# [Saved entries]
......
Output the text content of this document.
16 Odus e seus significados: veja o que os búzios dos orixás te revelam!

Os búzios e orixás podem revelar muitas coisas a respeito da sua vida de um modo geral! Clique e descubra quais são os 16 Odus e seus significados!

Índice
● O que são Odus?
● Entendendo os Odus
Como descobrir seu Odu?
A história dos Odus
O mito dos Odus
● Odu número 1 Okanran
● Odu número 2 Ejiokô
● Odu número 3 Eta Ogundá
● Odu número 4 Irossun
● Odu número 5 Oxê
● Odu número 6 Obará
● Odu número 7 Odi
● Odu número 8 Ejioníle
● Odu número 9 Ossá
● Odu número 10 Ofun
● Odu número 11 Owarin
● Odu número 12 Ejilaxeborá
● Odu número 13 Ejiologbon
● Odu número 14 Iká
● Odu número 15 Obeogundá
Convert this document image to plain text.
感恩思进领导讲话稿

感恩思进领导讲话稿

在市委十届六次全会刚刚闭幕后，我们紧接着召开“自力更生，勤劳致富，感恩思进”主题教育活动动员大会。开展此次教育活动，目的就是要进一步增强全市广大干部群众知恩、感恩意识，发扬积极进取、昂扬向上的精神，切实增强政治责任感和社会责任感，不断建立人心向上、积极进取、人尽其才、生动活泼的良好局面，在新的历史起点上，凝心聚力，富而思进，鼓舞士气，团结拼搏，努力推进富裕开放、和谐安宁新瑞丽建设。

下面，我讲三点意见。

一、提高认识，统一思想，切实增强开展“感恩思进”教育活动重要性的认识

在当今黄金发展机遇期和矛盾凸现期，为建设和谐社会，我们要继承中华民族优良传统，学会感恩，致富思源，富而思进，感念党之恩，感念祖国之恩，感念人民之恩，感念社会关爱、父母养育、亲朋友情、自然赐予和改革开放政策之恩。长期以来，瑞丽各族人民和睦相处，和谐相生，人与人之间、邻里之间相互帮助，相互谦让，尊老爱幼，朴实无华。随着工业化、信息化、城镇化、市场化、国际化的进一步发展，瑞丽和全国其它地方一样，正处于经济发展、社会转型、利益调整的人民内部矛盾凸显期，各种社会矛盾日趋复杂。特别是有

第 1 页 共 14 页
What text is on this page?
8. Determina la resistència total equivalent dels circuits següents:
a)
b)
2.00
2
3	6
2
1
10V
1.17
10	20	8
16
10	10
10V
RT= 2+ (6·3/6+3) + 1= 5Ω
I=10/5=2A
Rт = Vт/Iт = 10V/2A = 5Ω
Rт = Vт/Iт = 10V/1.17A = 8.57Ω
......
# [To be done]
Write out the entries in full, exactly as given.

# [Response to this task]
Output the text content of this document.
16 Odus e seus significados: veja o que os búzios dos orixás te revelam!

Os búzios e orixás podem revelar muitas coisas a respeito da sua vida de um modo geral! Clique e descubra quais são os 16 Odus e seus significados!

Índice
● O que são Odus?
● Entendendo os Odus
Como descobrir seu Odu?
A história dos Odus
O mito dos Odus
● Odu número 1 Okanran
● Odu número 2 Ejiokô
● Odu número 3 Eta Ogundá
● Odu número 4 Irossun
● Odu número 5 Oxê
● Odu número 6 Obará
● Odu número 7 Odi
● Odu número 8 Ejioníle
● Odu número 9 Ossá
● Odu número 10 Ofun
● Odu número 11 Owarin
● Odu número 12 Ejilaxeborá
● Odu número 13 Ejiologbon
● Odu número 14 Iká
● Odu número 15 Obeogundá
Convert this document image to plain text.
感恩思进领导讲话稿

感恩思进领导讲话稿

在市委十届六次全会刚刚闭幕后，我们紧接着召开“自力更生，勤劳致富，感恩思进”主题教育活动动员大会。开展此次教育活动，目的就是要进一步增强全市广大干部群众知恩、感恩意识，发扬积极进取、昂扬向上的精神，切实增强政治责任感和社会责任感，不断建立人心向上、积极进取、人尽其才、生动活泼的良好局面，在新的历史起点上，凝心聚力，富而思进，鼓舞士气，团结拼搏，努力推进富裕开放、和谐安宁新瑞丽建设。

下面，我讲三点意见。

一、提高认识，统一思想，切实增强开展“感恩思进”教育活动重要性的认识

在当今黄金发展机遇期和矛盾凸现期，为建设和谐社会，我们要继承中华民族优良传统，学会感恩，致富思源，富而思进，感念党之恩，感念祖国之恩，感念人民之恩，感念社会关爱、父母养育、亲朋友情、自然赐予和改革开放政策之恩。长期以来，瑞丽各族人民和睦相处，和谐相生，人与人之间、邻里之间相互帮助，相互谦让，尊老爱幼，朴实无华。随着工业化、信息化、城镇化、市场化、国际化的进一步发展，瑞丽和全国其它地方一样，正处于经济发展、社会转型、利益调整的人民内部矛盾凸显期，各种社会矛盾日趋复杂。特别是有

第 1 页 共 14 页
What text is on this page?
8. Determina la resistència total equivalent dels circuits següents:
a)
b)
2.00
2
3	6
2
1
10V
1.17
10	20	8
16
10	10
10V
RT= 2+ (6·3/6+3) + 1= 5Ω
I=10/5=2A
Rт = Vт/Iт = 10V/2A = 5Ω
Rт = Vт/Iт = 10V/1.17A = 8.57Ω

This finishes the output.